═════ Records supplied

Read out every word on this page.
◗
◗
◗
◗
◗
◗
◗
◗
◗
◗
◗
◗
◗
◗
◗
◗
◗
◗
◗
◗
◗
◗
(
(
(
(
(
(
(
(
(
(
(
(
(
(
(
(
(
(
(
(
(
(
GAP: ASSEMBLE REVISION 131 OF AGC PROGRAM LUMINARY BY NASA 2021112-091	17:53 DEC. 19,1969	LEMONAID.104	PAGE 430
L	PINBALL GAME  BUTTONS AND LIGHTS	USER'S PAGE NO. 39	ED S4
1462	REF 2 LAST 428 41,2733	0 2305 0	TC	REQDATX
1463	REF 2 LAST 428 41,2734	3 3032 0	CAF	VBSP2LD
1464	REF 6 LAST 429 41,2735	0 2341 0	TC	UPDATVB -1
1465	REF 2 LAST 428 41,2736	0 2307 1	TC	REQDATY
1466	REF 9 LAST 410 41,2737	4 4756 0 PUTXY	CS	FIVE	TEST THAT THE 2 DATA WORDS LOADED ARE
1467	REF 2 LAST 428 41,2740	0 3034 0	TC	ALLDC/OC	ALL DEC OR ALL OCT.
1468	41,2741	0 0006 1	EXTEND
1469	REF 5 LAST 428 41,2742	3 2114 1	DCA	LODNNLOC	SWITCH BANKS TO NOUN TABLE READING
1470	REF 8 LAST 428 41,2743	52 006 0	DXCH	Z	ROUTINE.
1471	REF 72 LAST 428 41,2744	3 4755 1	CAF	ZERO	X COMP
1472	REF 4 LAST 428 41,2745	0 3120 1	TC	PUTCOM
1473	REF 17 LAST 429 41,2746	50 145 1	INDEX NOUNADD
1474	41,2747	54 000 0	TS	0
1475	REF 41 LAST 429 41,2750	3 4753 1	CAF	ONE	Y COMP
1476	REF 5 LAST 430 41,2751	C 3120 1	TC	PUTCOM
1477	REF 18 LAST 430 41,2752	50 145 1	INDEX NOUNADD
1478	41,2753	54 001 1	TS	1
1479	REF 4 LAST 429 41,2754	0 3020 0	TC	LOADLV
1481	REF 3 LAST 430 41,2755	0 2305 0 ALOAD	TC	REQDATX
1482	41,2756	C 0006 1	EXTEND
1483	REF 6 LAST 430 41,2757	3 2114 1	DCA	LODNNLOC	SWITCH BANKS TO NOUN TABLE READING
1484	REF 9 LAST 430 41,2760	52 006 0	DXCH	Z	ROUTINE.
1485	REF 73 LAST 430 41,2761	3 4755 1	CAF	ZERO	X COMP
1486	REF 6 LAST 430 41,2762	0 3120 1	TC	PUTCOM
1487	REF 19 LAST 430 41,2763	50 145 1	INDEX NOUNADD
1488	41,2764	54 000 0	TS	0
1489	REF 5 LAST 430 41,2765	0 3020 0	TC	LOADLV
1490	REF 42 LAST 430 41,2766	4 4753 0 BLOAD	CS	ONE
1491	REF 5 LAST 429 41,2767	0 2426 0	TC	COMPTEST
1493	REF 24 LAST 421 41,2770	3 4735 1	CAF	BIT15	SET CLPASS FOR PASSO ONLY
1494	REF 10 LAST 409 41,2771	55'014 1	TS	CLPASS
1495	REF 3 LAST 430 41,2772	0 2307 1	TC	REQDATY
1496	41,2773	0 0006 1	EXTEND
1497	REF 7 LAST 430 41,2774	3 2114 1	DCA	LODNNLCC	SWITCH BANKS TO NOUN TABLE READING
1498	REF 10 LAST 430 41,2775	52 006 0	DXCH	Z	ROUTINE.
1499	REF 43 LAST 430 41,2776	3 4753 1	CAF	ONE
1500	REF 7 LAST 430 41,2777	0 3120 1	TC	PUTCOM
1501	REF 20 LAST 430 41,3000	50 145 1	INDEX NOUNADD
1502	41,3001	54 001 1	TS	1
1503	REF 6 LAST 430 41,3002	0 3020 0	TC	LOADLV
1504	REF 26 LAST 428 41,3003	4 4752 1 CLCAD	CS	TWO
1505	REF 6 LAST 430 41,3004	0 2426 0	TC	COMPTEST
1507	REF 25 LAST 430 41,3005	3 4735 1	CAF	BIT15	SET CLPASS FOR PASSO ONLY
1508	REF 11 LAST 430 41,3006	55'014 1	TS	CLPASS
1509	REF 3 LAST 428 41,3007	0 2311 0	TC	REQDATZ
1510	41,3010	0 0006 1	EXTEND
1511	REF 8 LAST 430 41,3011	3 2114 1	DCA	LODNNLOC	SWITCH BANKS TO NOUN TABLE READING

══════════

Task
Please reproduce the entire listing, exactly as shown.

Completed exercise
Read out every word on this page.
◗
◗
◗
◗
◗
◗
◗
◗
◗
◗
◗
◗
◗
◗
◗
◗
◗
◗
◗
◗
◗
◗
(
(
(
(
(
(
(
(
(
(
(
(
(
(
(
(
(
(
(
(
(
(
GAP: ASSEMBLE REVISION 131 OF AGC PROGRAM LUMINARY BY NASA 2021112-091	17:53 DEC. 19,1969	LEMONAID.104	PAGE 430
L	PINBALL GAME  BUTTONS AND LIGHTS	USER'S PAGE NO. 39	ED S4
1462	REF 2 LAST 428 41,2733	0 2305 0	TC	REQDATX
1463	REF 2 LAST 428 41,2734	3 3032 0	CAF	VBSP2LD
1464	REF 6 LAST 429 41,2735	0 2341 0	TC	UPDATVB -1
1465	REF 2 LAST 428 41,2736	0 2307 1	TC	REQDATY
1466	REF 9 LAST 410 41,2737	4 4756 0 PUTXY	CS	FIVE	TEST THAT THE 2 DATA WORDS LOADED ARE
1467	REF 2 LAST 428 41,2740	0 3034 0	TC	ALLDC/OC	ALL DEC OR ALL OCT.
1468	41,2741	0 0006 1	EXTEND
1469	REF 5 LAST 428 41,2742	3 2114 1	DCA	LODNNLOC	SWITCH BANKS TO NOUN TABLE READING
1470	REF 8 LAST 428 41,2743	52 006 0	DXCH	Z	ROUTINE.
1471	REF 72 LAST 428 41,2744	3 4755 1	CAF	ZERO	X COMP
1472	REF 4 LAST 428 41,2745	0 3120 1	TC	PUTCOM
1473	REF 17 LAST 429 41,2746	50 145 1	INDEX NOUNADD
1474	41,2747	54 000 0	TS	0
1475	REF 41 LAST 429 41,2750	3 4753 1	CAF	ONE	Y COMP
1476	REF 5 LAST 430 41,2751	C 3120 1	TC	PUTCOM
1477	REF 18 LAST 430 41,2752	50 145 1	INDEX NOUNADD
1478	41,2753	54 001 1	TS	1
1479	REF 4 LAST 429 41,2754	0 3020 0	TC	LOADLV
1481	REF 3 LAST 430 41,2755	0 2305 0 ALOAD	TC	REQDATX
1482	41,2756	C 0006 1	EXTEND
1483	REF 6 LAST 430 41,2757	3 2114 1	DCA	LODNNLOC	SWITCH BANKS TO NOUN TABLE READING
1484	REF 9 LAST 430 41,2760	52 006 0	DXCH	Z	ROUTINE.
1485	REF 73 LAST 430 41,2761	3 4755 1	CAF	ZERO	X COMP
1486	REF 6 LAST 430 41,2762	0 3120 1	TC	PUTCOM
1487	REF 19 LAST 430 41,2763	50 145 1	INDEX NOUNADD
1488	41,2764	54 000 0	TS	0
1489	REF 5 LAST 430 41,2765	0 3020 0	TC	LOADLV
1490	REF 42 LAST 430 41,2766	4 4753 0 BLOAD	CS	ONE
1491	REF 5 LAST 429 41,2767	0 2426 0	TC	COMPTEST
1493	REF 24 LAST 421 41,2770	3 4735 1	CAF	BIT15	SET CLPASS FOR PASSO ONLY
1494	REF 10 LAST 409 41,2771	55'014 1	TS	CLPASS
1495	REF 3 LAST 430 41,2772	0 2307 1	TC	REQDATY
1496	41,2773	0 0006 1	EXTEND
1497	REF 7 LAST 430 41,2774	3 2114 1	DCA	LODNNLCC	SWITCH BANKS TO NOUN TABLE READING
1498	REF 10 LAST 430 41,2775	52 006 0	DXCH	Z	ROUTINE.
1499	REF 43 LAST 430 41,2776	3 4753 1	CAF	ONE
1500	REF 7 LAST 430 41,2777	0 3120 1	TC	PUTCOM
1501	REF 20 LAST 430 41,3000	50 145 1	INDEX NOUNADD
1502	41,3001	54 001 1	TS	1
1503	REF 6 LAST 430 41,3002	0 3020 0	TC	LOADLV
1504	REF 26 LAST 428 41,3003	4 4752 1 CLCAD	CS	TWO
1505	REF 6 LAST 430 41,3004	0 2426 0	TC	COMPTEST
1507	REF 25 LAST 430 41,3005	3 4735 1	CAF	BIT15	SET CLPASS FOR PASSO ONLY
1508	REF 11 LAST 430 41,3006	55'014 1	TS	CLPASS
1509	REF 3 LAST 428 41,3007	0 2311 0	TC	REQDATZ
1510	41,3010	0 0006 1	EXTEND
1511	REF 8 LAST 430 41,3011	3 2114 1	DCA	LODNNLOC	SWITCH BANKS TO NOUN TABLE READING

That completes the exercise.